Work request » Go through the lines below and repeat each one exactly, skipping pictures.

[Collected data]
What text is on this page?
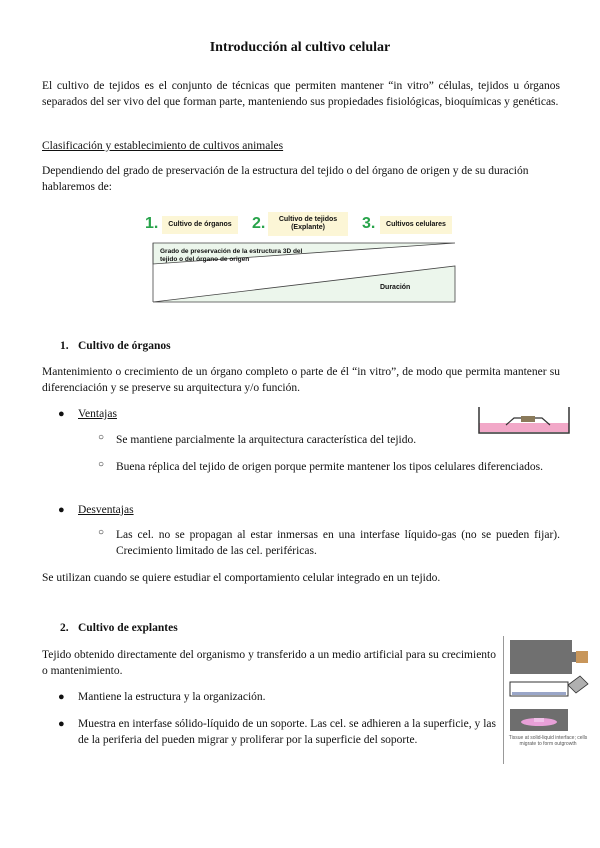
Introducción al cultivo celular
El cultivo de tejidos es el conjunto de técnicas que permiten mantener “in vitro” células, tejidos u órganos separados del ser vivo del que forman parte, manteniendo sus propiedades fisiológicas, bioquímicas y genéticas.
Clasificación y establecimiento de cultivos animales
Dependiendo del grado de preservación de la estructura del tejido o del órgano de origen y de su duración hablaremos de:
1.	Cultivo de órganos	2.	Cultivo de tejidos (Explante)	3.	Cultivos celulares
Grado de preservación de la estructura 3D del tejido o del órgano de origen
Duración
1. Cultivo de órganos
Mantenimiento o crecimiento de un órgano completo o parte de él “in vitro”, de modo que permita mantener su diferenciación y se preserve su arquitectura y/o función.
● Ventajas
○ Se mantiene parcialmente la arquitectura característica del tejido.
○ Buena réplica del tejido de origen porque permite mantener los tipos celulares diferenciados.
● Desventajas
○ Las cel. no se propagan al estar inmersas en una interfase líquido-gas (no se pueden fijar). Crecimiento limitado de las cel. periféricas.
Se utilizan cuando se quiere estudiar el comportamiento celular integrado en un tejido.
2. Cultivo de explantes
Tejido obtenido directamente del organismo y transferido a un medio artificial para su crecimiento o mantenimiento.
● Mantiene la estructura y la organización.
● Muestra en interfase sólido-líquido de un soporte. Las cel. se adhieren a la superficie, y las de la periferia del pueden migrar y proliferar por la superficie del soporte.	Tissue at solid-liquid interface; cells migrate to form outgrowth
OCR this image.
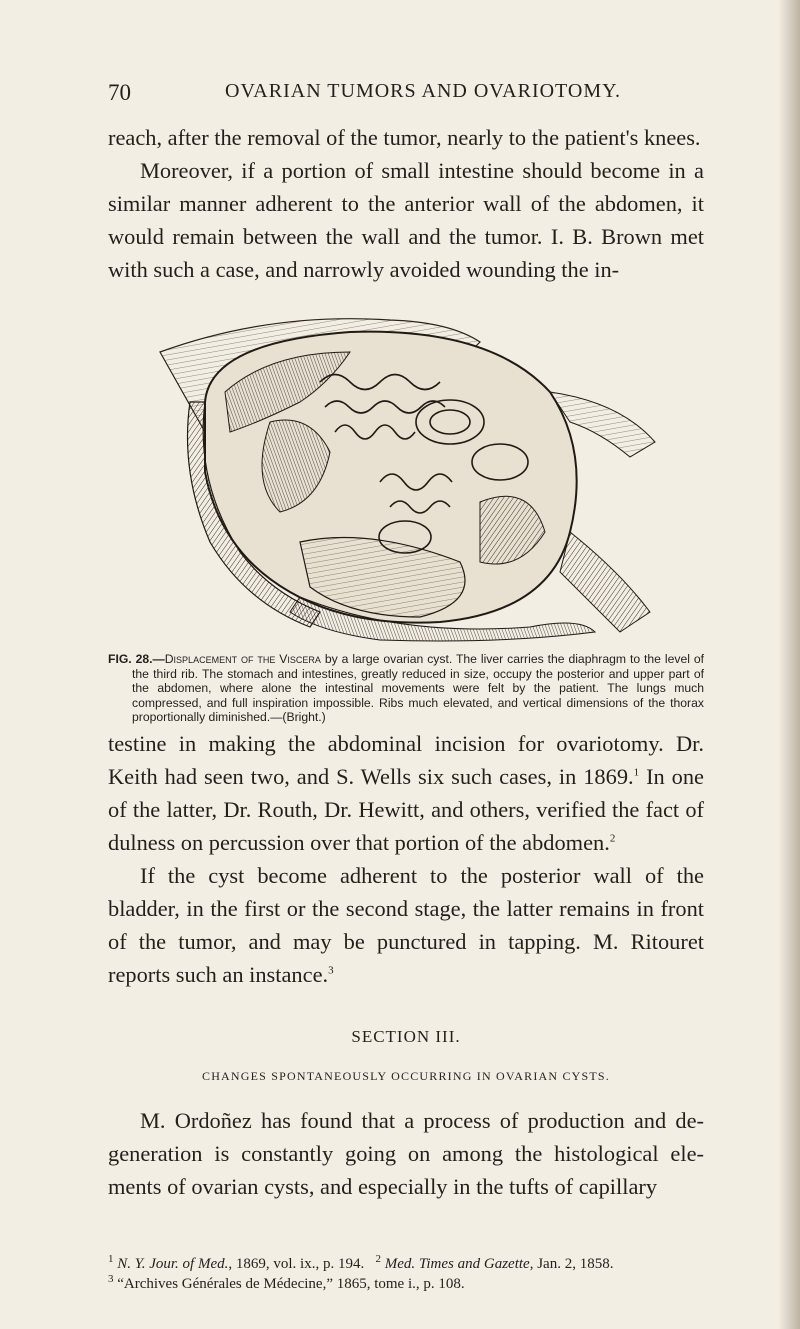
70	OVARIAN TUMORS AND OVARIOTOMY.

reach, after the removal of the tumor, nearly to the patient's knees.

Moreover, if a portion of small intestine should become in a similar manner adherent to the anterior wall of the abdomen, it would remain between the wall and the tumor. I. B. Brown met with such a case, and narrowly avoided wounding the in-

FIG. 28.—Displacement of the Viscera by a large ovarian cyst. The liver carries the diaphragm to the level of the third rib. The stomach and intestines, greatly reduced in size, occupy the posterior and upper part of the abdomen, where alone the intestinal movements were felt by the patient. The lungs much compressed, and full inspiration impossible. Ribs much elevated, and vertical dimensions of the thorax proportionally diminished.—(Bright.)

testine in making the abdominal incision for ovariotomy. Dr. Keith had seen two, and S. Wells six such cases, in 1869.$^1$ In one of the latter, Dr. Routh, Dr. Hewitt, and others, verified the fact of dulness on percussion over that portion of the abdomen.$^2$

If the cyst become adherent to the posterior wall of the bladder, in the first or the second stage, the latter remains in front of the tumor, and may be punctured in tapping. M. Ritouret reports such an instance.$^3$

SECTION III.
CHANGES SPONTANEOUSLY OCCURRING IN OVARIAN CYSTS.

M. Ordoñez has found that a process of production and de-generation is constantly going on among the histological ele-ments of ovarian cysts, and especially in the tufts of capillary

$^1$ N. Y. Jour. of Med., 1869, vol. ix., p. 194. $^2$ Med. Times and Gazette, Jan. 2, 1858.

$^3$ “Archives Générales de Médecine,” 1865, tome i., p. 108.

The answer »
What text is on this page?
Introducción al cultivo celular
El cultivo de tejidos es el conjunto de técnicas que permiten mantener “in vitro” células, tejidos u órganos separados del ser vivo del que forman parte, manteniendo sus propiedades fisiológicas, bioquímicas y genéticas.
Clasificación y establecimiento de cultivos animales
Dependiendo del grado de preservación de la estructura del tejido o del órgano de origen y de su duración hablaremos de:
1.	Cultivo de órganos	2.	Cultivo de tejidos (Explante)	3.	Cultivos celulares
Grado de preservación de la estructura 3D del tejido o del órgano de origen
Duración
1. Cultivo de órganos
Mantenimiento o crecimiento de un órgano completo o parte de él “in vitro”, de modo que permita mantener su diferenciación y se preserve su arquitectura y/o función.
● Ventajas
○ Se mantiene parcialmente la arquitectura característica del tejido.
○ Buena réplica del tejido de origen porque permite mantener los tipos celulares diferenciados.
● Desventajas
○ Las cel. no se propagan al estar inmersas en una interfase líquido-gas (no se pueden fijar). Crecimiento limitado de las cel. periféricas.
Se utilizan cuando se quiere estudiar el comportamiento celular integrado en un tejido.
2. Cultivo de explantes
Tejido obtenido directamente del organismo y transferido a un medio artificial para su crecimiento o mantenimiento.
● Mantiene la estructura y la organización.
● Muestra en interfase sólido-líquido de un soporte. Las cel. se adhieren a la superficie, y las de la periferia del pueden migrar y proliferar por la superficie del soporte.	Tissue at solid-liquid interface; cells migrate to form outgrowth
OCR this image.
70	OVARIAN TUMORS AND OVARIOTOMY.

reach, after the removal of the tumor, nearly to the patient's knees.

Moreover, if a portion of small intestine should become in a similar manner adherent to the anterior wall of the abdomen, it would remain between the wall and the tumor. I. B. Brown met with such a case, and narrowly avoided wounding the in-

FIG. 28.—Displacement of the Viscera by a large ovarian cyst. The liver carries the diaphragm to the level of the third rib. The stomach and intestines, greatly reduced in size, occupy the posterior and upper part of the abdomen, where alone the intestinal movements were felt by the patient. The lungs much compressed, and full inspiration impossible. Ribs much elevated, and vertical dimensions of the thorax proportionally diminished.—(Bright.)

testine in making the abdominal incision for ovariotomy. Dr. Keith had seen two, and S. Wells six such cases, in 1869.$^1$ In one of the latter, Dr. Routh, Dr. Hewitt, and others, verified the fact of dulness on percussion over that portion of the abdomen.$^2$

If the cyst become adherent to the posterior wall of the bladder, in the first or the second stage, the latter remains in front of the tumor, and may be punctured in tapping. M. Ritouret reports such an instance.$^3$

SECTION III.
CHANGES SPONTANEOUSLY OCCURRING IN OVARIAN CYSTS.

M. Ordoñez has found that a process of production and de-generation is constantly going on among the histological ele-ments of ovarian cysts, and especially in the tufts of capillary

$^1$ N. Y. Jour. of Med., 1869, vol. ix., p. 194. $^2$ Med. Times and Gazette, Jan. 2, 1858.

$^3$ “Archives Générales de Médecine,” 1865, tome i., p. 108.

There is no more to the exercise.